Records from a data source
--- begin ---

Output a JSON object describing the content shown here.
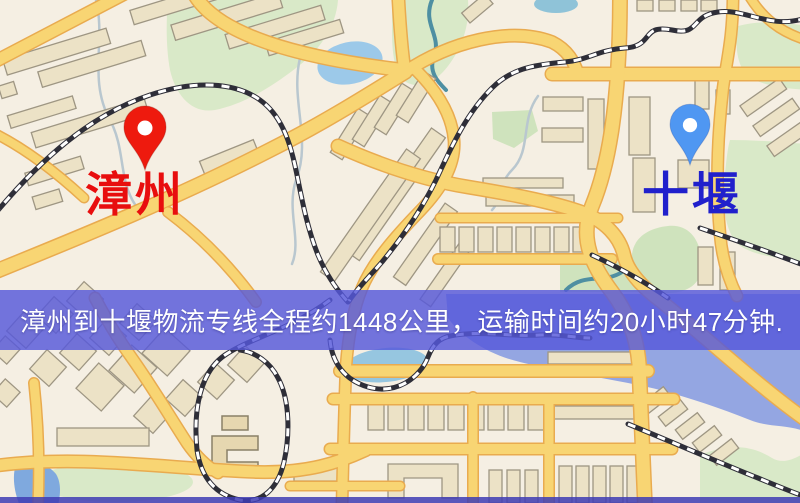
{
  "banner": {
    "text": "漳州到十堰物流专线全程约1448公里，运输时间约20小时47分钟.",
    "background_color": "#5658da",
    "text_color": "#ffffff"
  },
  "route": {
    "origin": "漳州",
    "destination": "十堰",
    "distance": "约1448公里",
    "duration": "约20小时47分钟"
  },
  "markers": [
    {
      "city": "漳州",
      "pin_color": "#ee1a0e",
      "label_color": "#e80e0e",
      "side": "left"
    },
    {
      "city": "十堰",
      "pin_color": "#4f97f2",
      "label_color": "#2020cc",
      "side": "right"
    }
  ],
  "map_colors": {
    "background": "#f5efe3",
    "road_fill": "#f8d573",
    "road_casing": "#e9ab4f",
    "building": "#ece2c6",
    "park": "#d9e9c8",
    "pond": "#9cc9e9",
    "lagoon": "#94a6e2",
    "railway": "#2e2e38"
  }
}
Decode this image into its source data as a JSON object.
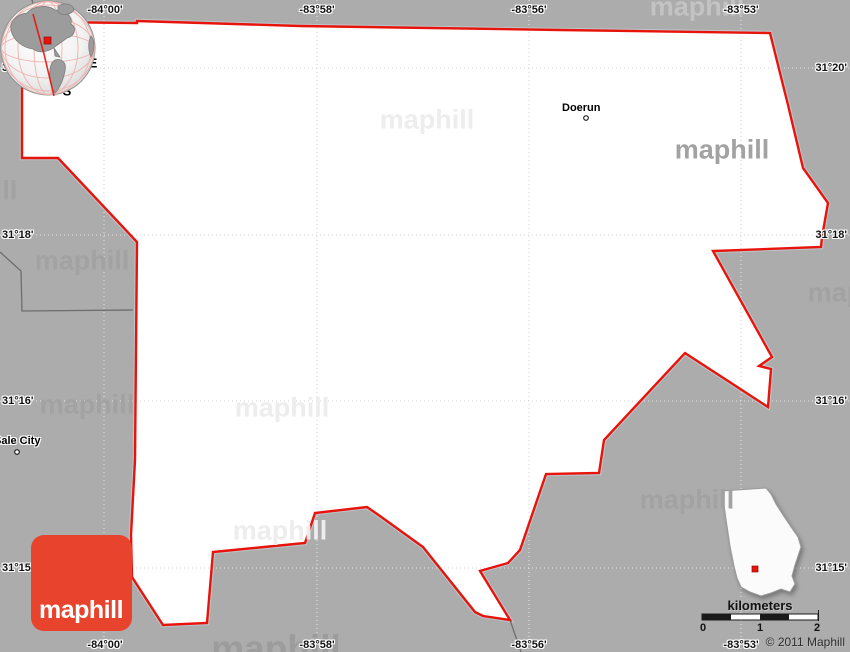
{
  "canvas": {
    "width": 850,
    "height": 652
  },
  "coordinates": {
    "top": [
      "-84°00'",
      "-83°58'",
      "-83°56'",
      "-83°53'"
    ],
    "bottom": [
      "-84°00'",
      "-83°58'",
      "-83°56'",
      "-83°53'"
    ],
    "left": [
      "31°20'",
      "31°18'",
      "31°16'",
      "31°15'"
    ],
    "right": [
      "31°20'",
      "31°18'",
      "31°16'",
      "31°15'"
    ]
  },
  "compass": {
    "north": "N",
    "east": "E",
    "south": "S",
    "west": "W"
  },
  "places": {
    "doerun": "Doerun",
    "sale_city": "Sale City"
  },
  "watermark_text": "maphill",
  "logo_text": "maphill",
  "scale_bar": {
    "unit_label": "kilometers",
    "tick_labels": [
      "0",
      "1",
      "2"
    ]
  },
  "copyright_text": "© 2011 Maphill",
  "colors": {
    "background": "#acacac",
    "county_fill": "#ffffff",
    "county_border": "#e8130a",
    "border_casing": "#bcc6cb",
    "neighbor_boundary": "#6e6e6e",
    "graticule_on_white": "#d2d2d2",
    "graticule_on_gray": "#e8e8e8",
    "logo_background": "#e8432c",
    "logo_text_color": "#ffffff",
    "globe_land": "#9c9c9c",
    "inset_marker": "#e8130a",
    "scale_bar_dark": "#1a1a1a"
  }
}
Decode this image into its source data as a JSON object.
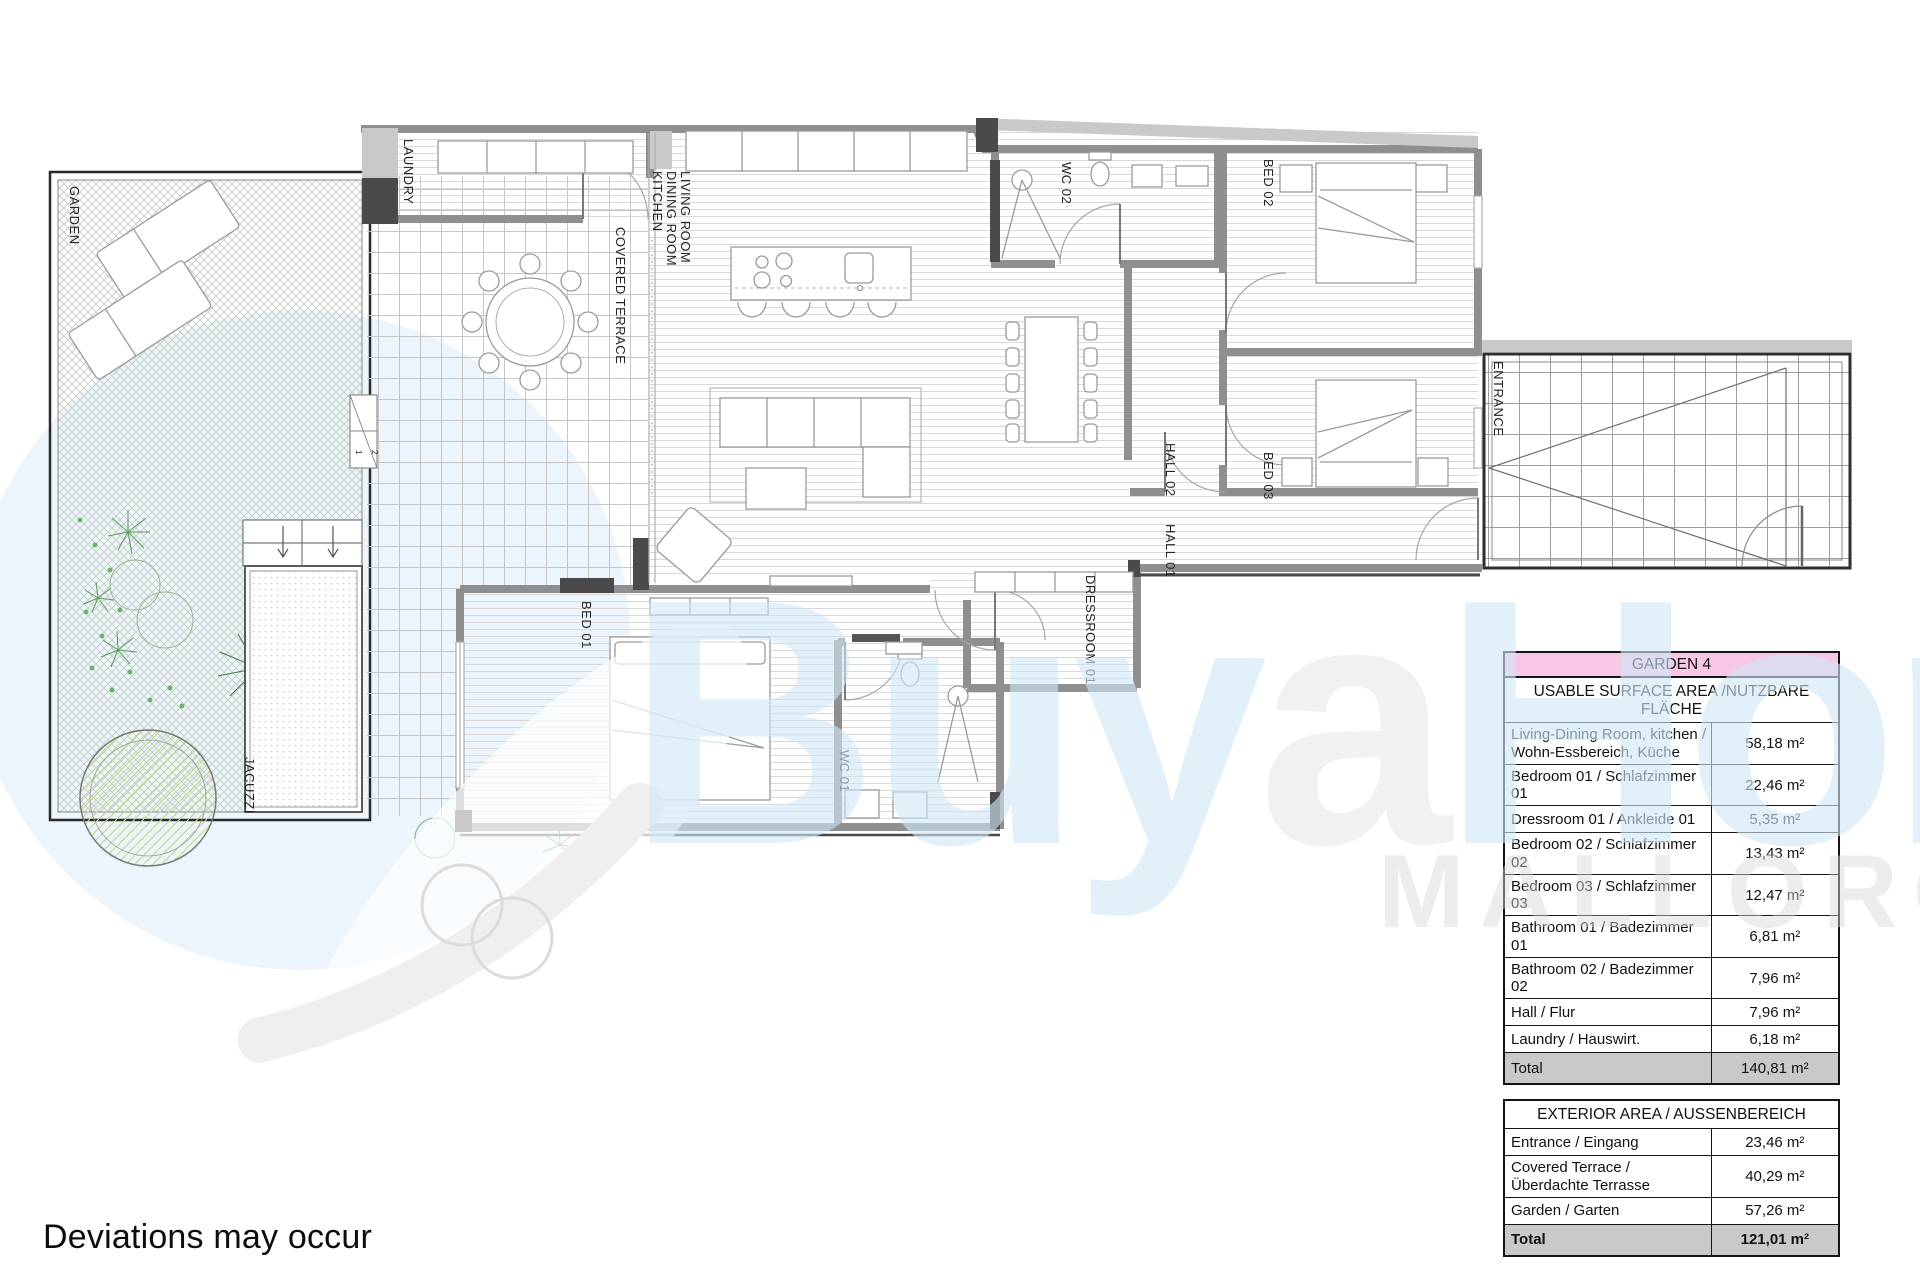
{
  "page": {
    "disclaimer": "Deviations may occur"
  },
  "watermark": {
    "brand_prefix": "Buy",
    "brand_accent": "a",
    "brand_suffix": "Home",
    "region": "MALLORCA"
  },
  "plan": {
    "labels": {
      "garden": "GARDEN",
      "laundry": "LAUNDRY",
      "living": [
        "LIVING ROOM",
        "DINING ROOM",
        "KITCHEN"
      ],
      "covered_terrace": "COVERED TERRACE",
      "wc02": "WC 02",
      "bed02": "BED 02",
      "entrance": "ENTRANCE",
      "hall02": "HALL 02",
      "bed03": "BED 03",
      "hall01": "HALL 01",
      "bed01": "BED 01",
      "dressroom01": "DRESSROOM 01",
      "wc01": "WC 01",
      "jacuzzi": "JACUZZI",
      "step_markers": [
        "1",
        "2"
      ]
    }
  },
  "tables": {
    "unit_header": "GARDEN 4",
    "usable": {
      "header": "USABLE SURFACE AREA /NUTZBARE FLÄCHE",
      "rows": [
        {
          "label": "Living-Dining Room, kitchen /\nWohn-Essbereich, Küche",
          "value": "58,18 m²"
        },
        {
          "label": "Bedroom 01 / Schlafzimmer 01",
          "value": "22,46 m²"
        },
        {
          "label": "Dressroom 01 / Ankleide 01",
          "value": "5,35 m²"
        },
        {
          "label": "Bedroom 02 / Schlafzimmer 02",
          "value": "13,43 m²"
        },
        {
          "label": "Bedroom 03 / Schlafzimmer 03",
          "value": "12,47 m²"
        },
        {
          "label": "Bathroom 01 / Badezimmer 01",
          "value": "6,81 m²"
        },
        {
          "label": "Bathroom 02 / Badezimmer 02",
          "value": "7,96 m²"
        },
        {
          "label": "Hall / Flur",
          "value": "7,96 m²"
        },
        {
          "label": "Laundry / Hauswirt.",
          "value": "6,18 m²"
        }
      ],
      "total_label": "Total",
      "total_value": "140,81 m²"
    },
    "exterior": {
      "header": "EXTERIOR AREA / AUSSENBEREICH",
      "rows": [
        {
          "label": "Entrance / Eingang",
          "value": "23,46 m²"
        },
        {
          "label": "Covered Terrace /\nÜberdachte Terrasse",
          "value": "40,29 m²"
        },
        {
          "label": "Garden / Garten",
          "value": "57,26 m²"
        }
      ],
      "total_label": "Total",
      "total_value": "121,01 m²"
    }
  },
  "colors": {
    "unit_header_bg": "#F8C7E6",
    "total_row_bg": "#C9C9C9",
    "watermark_blue": "#CFE7F6",
    "watermark_gray": "#E9E9E9"
  }
}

--- end ---

__Task statement__:
Leave out the pictures and copy the rest of the material above exactly.

__The answer__:
Output a JSON object describing the content shown here.
{
  "banner": {
    "text": "漳州到十堰物流专线全程约1448公里，运输时间约20小时47分钟.",
    "background_color": "#5658da",
    "text_color": "#ffffff"
  },
  "route": {
    "origin": "漳州",
    "destination": "十堰",
    "distance": "约1448公里",
    "duration": "约20小时47分钟"
  },
  "markers": [
    {
      "city": "漳州",
      "pin_color": "#ee1a0e",
      "label_color": "#e80e0e",
      "side": "left"
    },
    {
      "city": "十堰",
      "pin_color": "#4f97f2",
      "label_color": "#2020cc",
      "side": "right"
    }
  ],
  "map_colors": {
    "background": "#f5efe3",
    "road_fill": "#f8d573",
    "road_casing": "#e9ab4f",
    "building": "#ece2c6",
    "park": "#d9e9c8",
    "pond": "#9cc9e9",
    "lagoon": "#94a6e2",
    "railway": "#2e2e38"
  }
}
Decode this image into its source data as a JSON object.
{
  "canvas": {
    "width": 850,
    "height": 652
  },
  "coordinates": {
    "top": [
      "-84°00'",
      "-83°58'",
      "-83°56'",
      "-83°53'"
    ],
    "bottom": [
      "-84°00'",
      "-83°58'",
      "-83°56'",
      "-83°53'"
    ],
    "left": [
      "31°20'",
      "31°18'",
      "31°16'",
      "31°15'"
    ],
    "right": [
      "31°20'",
      "31°18'",
      "31°16'",
      "31°15'"
    ]
  },
  "compass": {
    "north": "N",
    "east": "E",
    "south": "S",
    "west": "W"
  },
  "places": {
    "doerun": "Doerun",
    "sale_city": "Sale City"
  },
  "watermark_text": "maphill",
  "logo_text": "maphill",
  "scale_bar": {
    "unit_label": "kilometers",
    "tick_labels": [
      "0",
      "1",
      "2"
    ]
  },
  "copyright_text": "© 2011 Maphill",
  "colors": {
    "background": "#acacac",
    "county_fill": "#ffffff",
    "county_border": "#e8130a",
    "border_casing": "#bcc6cb",
    "neighbor_boundary": "#6e6e6e",
    "graticule_on_white": "#d2d2d2",
    "graticule_on_gray": "#e8e8e8",
    "logo_background": "#e8432c",
    "logo_text_color": "#ffffff",
    "globe_land": "#9c9c9c",
    "inset_marker": "#e8130a",
    "scale_bar_dark": "#1a1a1a"
  }
}
Decode this image into its source data as a JSON object.
{
  "page": {
    "disclaimer": "Deviations may occur"
  },
  "watermark": {
    "brand_prefix": "Buy",
    "brand_accent": "a",
    "brand_suffix": "Home",
    "region": "MALLORCA"
  },
  "plan": {
    "labels": {
      "garden": "GARDEN",
      "laundry": "LAUNDRY",
      "living": [
        "LIVING ROOM",
        "DINING ROOM",
        "KITCHEN"
      ],
      "covered_terrace": "COVERED TERRACE",
      "wc02": "WC 02",
      "bed02": "BED 02",
      "entrance": "ENTRANCE",
      "hall02": "HALL 02",
      "bed03": "BED 03",
      "hall01": "HALL 01",
      "bed01": "BED 01",
      "dressroom01": "DRESSROOM 01",
      "wc01": "WC 01",
      "jacuzzi": "JACUZZI",
      "step_markers": [
        "1",
        "2"
      ]
    }
  },
  "tables": {
    "unit_header": "GARDEN 4",
    "usable": {
      "header": "USABLE SURFACE AREA /NUTZBARE FLÄCHE",
      "rows": [
        {
          "label": "Living-Dining Room, kitchen /\nWohn-Essbereich, Küche",
          "value": "58,18 m²"
        },
        {
          "label": "Bedroom 01 / Schlafzimmer 01",
          "value": "22,46 m²"
        },
        {
          "label": "Dressroom 01 / Ankleide 01",
          "value": "5,35 m²"
        },
        {
          "label": "Bedroom 02 / Schlafzimmer 02",
          "value": "13,43 m²"
        },
        {
          "label": "Bedroom 03 / Schlafzimmer 03",
          "value": "12,47 m²"
        },
        {
          "label": "Bathroom 01 / Badezimmer 01",
          "value": "6,81 m²"
        },
        {
          "label": "Bathroom 02 / Badezimmer 02",
          "value": "7,96 m²"
        },
        {
          "label": "Hall / Flur",
          "value": "7,96 m²"
        },
        {
          "label": "Laundry / Hauswirt.",
          "value": "6,18 m²"
        }
      ],
      "total_label": "Total",
      "total_value": "140,81 m²"
    },
    "exterior": {
      "header": "EXTERIOR AREA / AUSSENBEREICH",
      "rows": [
        {
          "label": "Entrance / Eingang",
          "value": "23,46 m²"
        },
        {
          "label": "Covered Terrace /\nÜberdachte Terrasse",
          "value": "40,29 m²"
        },
        {
          "label": "Garden / Garten",
          "value": "57,26 m²"
        }
      ],
      "total_label": "Total",
      "total_value": "121,01 m²"
    }
  },
  "colors": {
    "unit_header_bg": "#F8C7E6",
    "total_row_bg": "#C9C9C9",
    "watermark_blue": "#CFE7F6",
    "watermark_gray": "#E9E9E9"
  }
}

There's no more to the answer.